Written instruction: Leave out the pictures; transcribe all else exactly.

Materials provided:
* * * *
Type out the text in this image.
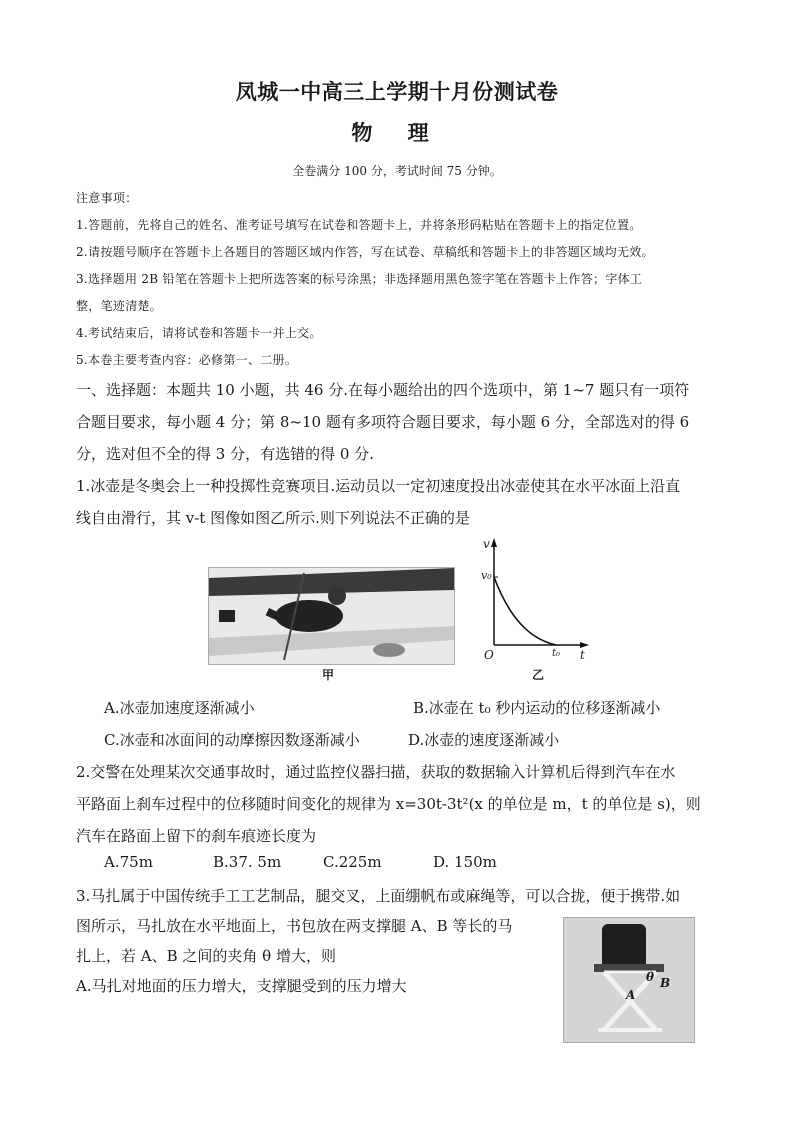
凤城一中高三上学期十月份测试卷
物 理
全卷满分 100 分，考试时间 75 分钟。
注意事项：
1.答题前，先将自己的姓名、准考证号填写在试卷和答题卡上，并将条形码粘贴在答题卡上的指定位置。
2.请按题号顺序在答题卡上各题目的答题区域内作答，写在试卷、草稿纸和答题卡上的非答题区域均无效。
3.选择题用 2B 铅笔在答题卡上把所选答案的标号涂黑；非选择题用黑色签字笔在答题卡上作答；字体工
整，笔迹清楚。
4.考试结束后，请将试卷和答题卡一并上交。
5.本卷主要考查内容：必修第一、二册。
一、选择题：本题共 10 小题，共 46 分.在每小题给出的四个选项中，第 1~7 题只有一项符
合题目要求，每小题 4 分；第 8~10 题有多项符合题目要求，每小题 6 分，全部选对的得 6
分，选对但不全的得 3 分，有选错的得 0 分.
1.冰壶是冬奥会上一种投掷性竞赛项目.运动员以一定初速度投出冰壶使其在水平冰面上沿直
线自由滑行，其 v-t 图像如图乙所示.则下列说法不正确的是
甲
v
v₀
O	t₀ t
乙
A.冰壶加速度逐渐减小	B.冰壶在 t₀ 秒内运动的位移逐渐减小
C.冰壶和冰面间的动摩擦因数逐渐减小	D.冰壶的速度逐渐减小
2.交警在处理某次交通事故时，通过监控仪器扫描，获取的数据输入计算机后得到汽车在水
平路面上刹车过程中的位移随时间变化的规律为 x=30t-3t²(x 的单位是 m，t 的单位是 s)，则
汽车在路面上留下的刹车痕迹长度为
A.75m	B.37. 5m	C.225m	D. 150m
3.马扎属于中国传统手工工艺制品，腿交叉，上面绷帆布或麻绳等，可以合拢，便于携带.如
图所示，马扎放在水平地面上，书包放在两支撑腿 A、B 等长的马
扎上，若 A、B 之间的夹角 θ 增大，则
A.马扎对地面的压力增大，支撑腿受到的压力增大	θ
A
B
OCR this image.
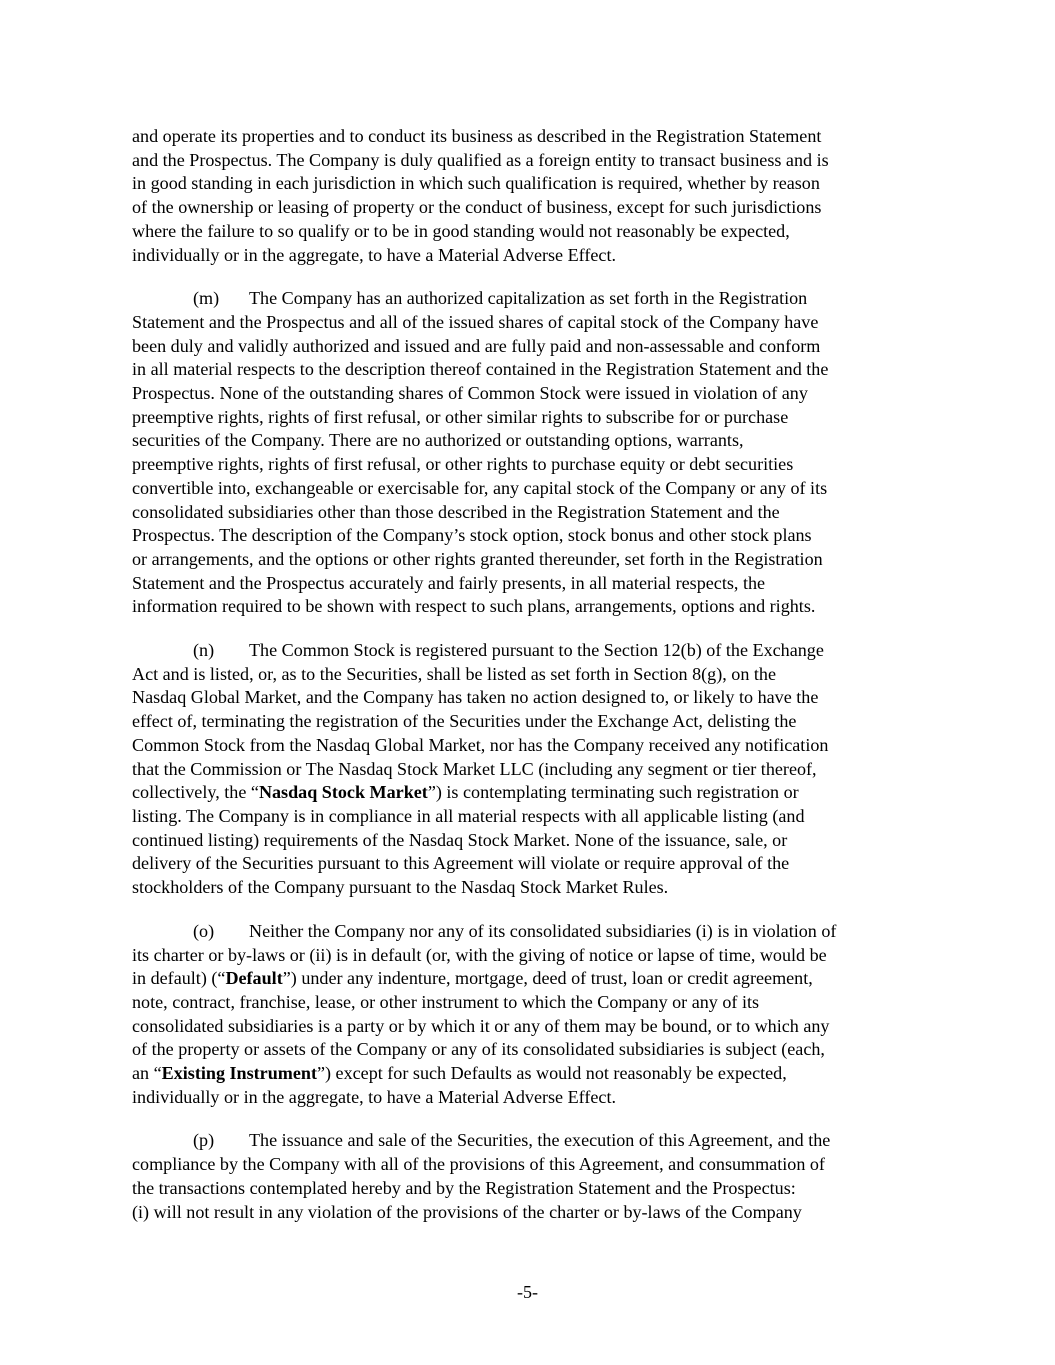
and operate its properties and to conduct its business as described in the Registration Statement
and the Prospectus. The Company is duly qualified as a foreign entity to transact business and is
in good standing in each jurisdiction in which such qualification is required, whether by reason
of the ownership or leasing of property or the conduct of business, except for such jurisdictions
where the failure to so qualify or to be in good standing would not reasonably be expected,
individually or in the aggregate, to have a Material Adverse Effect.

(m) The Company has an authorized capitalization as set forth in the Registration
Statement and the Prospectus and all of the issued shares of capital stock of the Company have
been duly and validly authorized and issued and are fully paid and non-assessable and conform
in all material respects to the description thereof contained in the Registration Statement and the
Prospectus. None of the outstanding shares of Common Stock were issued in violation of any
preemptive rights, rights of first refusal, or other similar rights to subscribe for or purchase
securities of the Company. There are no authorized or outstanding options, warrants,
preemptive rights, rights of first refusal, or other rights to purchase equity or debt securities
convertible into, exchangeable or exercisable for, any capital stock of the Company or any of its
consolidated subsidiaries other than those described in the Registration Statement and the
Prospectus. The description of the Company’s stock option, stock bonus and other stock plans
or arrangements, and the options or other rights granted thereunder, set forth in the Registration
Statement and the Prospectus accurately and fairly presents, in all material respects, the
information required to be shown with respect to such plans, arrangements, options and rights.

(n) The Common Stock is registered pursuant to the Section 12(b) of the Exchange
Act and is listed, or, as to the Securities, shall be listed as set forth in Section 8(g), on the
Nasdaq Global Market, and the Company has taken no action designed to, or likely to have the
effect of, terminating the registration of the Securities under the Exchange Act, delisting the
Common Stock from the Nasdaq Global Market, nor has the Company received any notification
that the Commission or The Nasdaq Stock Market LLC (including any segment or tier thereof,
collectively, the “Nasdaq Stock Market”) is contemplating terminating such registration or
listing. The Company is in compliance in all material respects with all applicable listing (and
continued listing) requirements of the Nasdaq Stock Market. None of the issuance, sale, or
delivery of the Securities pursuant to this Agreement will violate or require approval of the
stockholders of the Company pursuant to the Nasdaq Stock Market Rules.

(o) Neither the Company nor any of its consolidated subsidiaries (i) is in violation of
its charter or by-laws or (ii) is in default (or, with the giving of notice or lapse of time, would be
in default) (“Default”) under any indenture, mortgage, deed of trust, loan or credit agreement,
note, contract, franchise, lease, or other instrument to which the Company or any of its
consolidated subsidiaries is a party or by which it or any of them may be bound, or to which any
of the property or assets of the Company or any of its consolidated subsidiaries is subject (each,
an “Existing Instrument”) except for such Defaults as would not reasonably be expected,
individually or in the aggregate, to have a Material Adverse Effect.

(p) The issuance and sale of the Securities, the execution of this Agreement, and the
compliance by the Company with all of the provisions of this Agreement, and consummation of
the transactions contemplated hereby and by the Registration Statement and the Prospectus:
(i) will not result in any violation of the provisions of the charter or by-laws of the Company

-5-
* * * *
Result for this exercise:
Type out the text in this image.
凤城一中高三上学期十月份测试卷
物 理
全卷满分 100 分，考试时间 75 分钟。
注意事项：
1.答题前，先将自己的姓名、准考证号填写在试卷和答题卡上，并将条形码粘贴在答题卡上的指定位置。
2.请按题号顺序在答题卡上各题目的答题区域内作答，写在试卷、草稿纸和答题卡上的非答题区域均无效。
3.选择题用 2B 铅笔在答题卡上把所选答案的标号涂黑；非选择题用黑色签字笔在答题卡上作答；字体工
整，笔迹清楚。
4.考试结束后，请将试卷和答题卡一并上交。
5.本卷主要考查内容：必修第一、二册。
一、选择题：本题共 10 小题，共 46 分.在每小题给出的四个选项中，第 1~7 题只有一项符
合题目要求，每小题 4 分；第 8~10 题有多项符合题目要求，每小题 6 分，全部选对的得 6
分，选对但不全的得 3 分，有选错的得 0 分.
1.冰壶是冬奥会上一种投掷性竞赛项目.运动员以一定初速度投出冰壶使其在水平冰面上沿直
线自由滑行，其 v-t 图像如图乙所示.则下列说法不正确的是
甲
v
v₀
O	t₀ t
乙
A.冰壶加速度逐渐减小	B.冰壶在 t₀ 秒内运动的位移逐渐减小
C.冰壶和冰面间的动摩擦因数逐渐减小	D.冰壶的速度逐渐减小
2.交警在处理某次交通事故时，通过监控仪器扫描，获取的数据输入计算机后得到汽车在水
平路面上刹车过程中的位移随时间变化的规律为 x=30t-3t²(x 的单位是 m，t 的单位是 s)，则
汽车在路面上留下的刹车痕迹长度为
A.75m	B.37. 5m	C.225m	D. 150m
3.马扎属于中国传统手工工艺制品，腿交叉，上面绷帆布或麻绳等，可以合拢，便于携带.如
图所示，马扎放在水平地面上，书包放在两支撑腿 A、B 等长的马
扎上，若 A、B 之间的夹角 θ 增大，则
A.马扎对地面的压力增大，支撑腿受到的压力增大	θ
A
B
OCR this image.
and operate its properties and to conduct its business as described in the Registration Statement
and the Prospectus. The Company is duly qualified as a foreign entity to transact business and is
in good standing in each jurisdiction in which such qualification is required, whether by reason
of the ownership or leasing of property or the conduct of business, except for such jurisdictions
where the failure to so qualify or to be in good standing would not reasonably be expected,
individually or in the aggregate, to have a Material Adverse Effect.

(m) The Company has an authorized capitalization as set forth in the Registration
Statement and the Prospectus and all of the issued shares of capital stock of the Company have
been duly and validly authorized and issued and are fully paid and non-assessable and conform
in all material respects to the description thereof contained in the Registration Statement and the
Prospectus. None of the outstanding shares of Common Stock were issued in violation of any
preemptive rights, rights of first refusal, or other similar rights to subscribe for or purchase
securities of the Company. There are no authorized or outstanding options, warrants,
preemptive rights, rights of first refusal, or other rights to purchase equity or debt securities
convertible into, exchangeable or exercisable for, any capital stock of the Company or any of its
consolidated subsidiaries other than those described in the Registration Statement and the
Prospectus. The description of the Company’s stock option, stock bonus and other stock plans
or arrangements, and the options or other rights granted thereunder, set forth in the Registration
Statement and the Prospectus accurately and fairly presents, in all material respects, the
information required to be shown with respect to such plans, arrangements, options and rights.

(n) The Common Stock is registered pursuant to the Section 12(b) of the Exchange
Act and is listed, or, as to the Securities, shall be listed as set forth in Section 8(g), on the
Nasdaq Global Market, and the Company has taken no action designed to, or likely to have the
effect of, terminating the registration of the Securities under the Exchange Act, delisting the
Common Stock from the Nasdaq Global Market, nor has the Company received any notification
that the Commission or The Nasdaq Stock Market LLC (including any segment or tier thereof,
collectively, the “Nasdaq Stock Market”) is contemplating terminating such registration or
listing. The Company is in compliance in all material respects with all applicable listing (and
continued listing) requirements of the Nasdaq Stock Market. None of the issuance, sale, or
delivery of the Securities pursuant to this Agreement will violate or require approval of the
stockholders of the Company pursuant to the Nasdaq Stock Market Rules.

(o) Neither the Company nor any of its consolidated subsidiaries (i) is in violation of
its charter or by-laws or (ii) is in default (or, with the giving of notice or lapse of time, would be
in default) (“Default”) under any indenture, mortgage, deed of trust, loan or credit agreement,
note, contract, franchise, lease, or other instrument to which the Company or any of its
consolidated subsidiaries is a party or by which it or any of them may be bound, or to which any
of the property or assets of the Company or any of its consolidated subsidiaries is subject (each,
an “Existing Instrument”) except for such Defaults as would not reasonably be expected,
individually or in the aggregate, to have a Material Adverse Effect.

(p) The issuance and sale of the Securities, the execution of this Agreement, and the
compliance by the Company with all of the provisions of this Agreement, and consummation of
the transactions contemplated hereby and by the Registration Statement and the Prospectus:
(i) will not result in any violation of the provisions of the charter or by-laws of the Company

-5-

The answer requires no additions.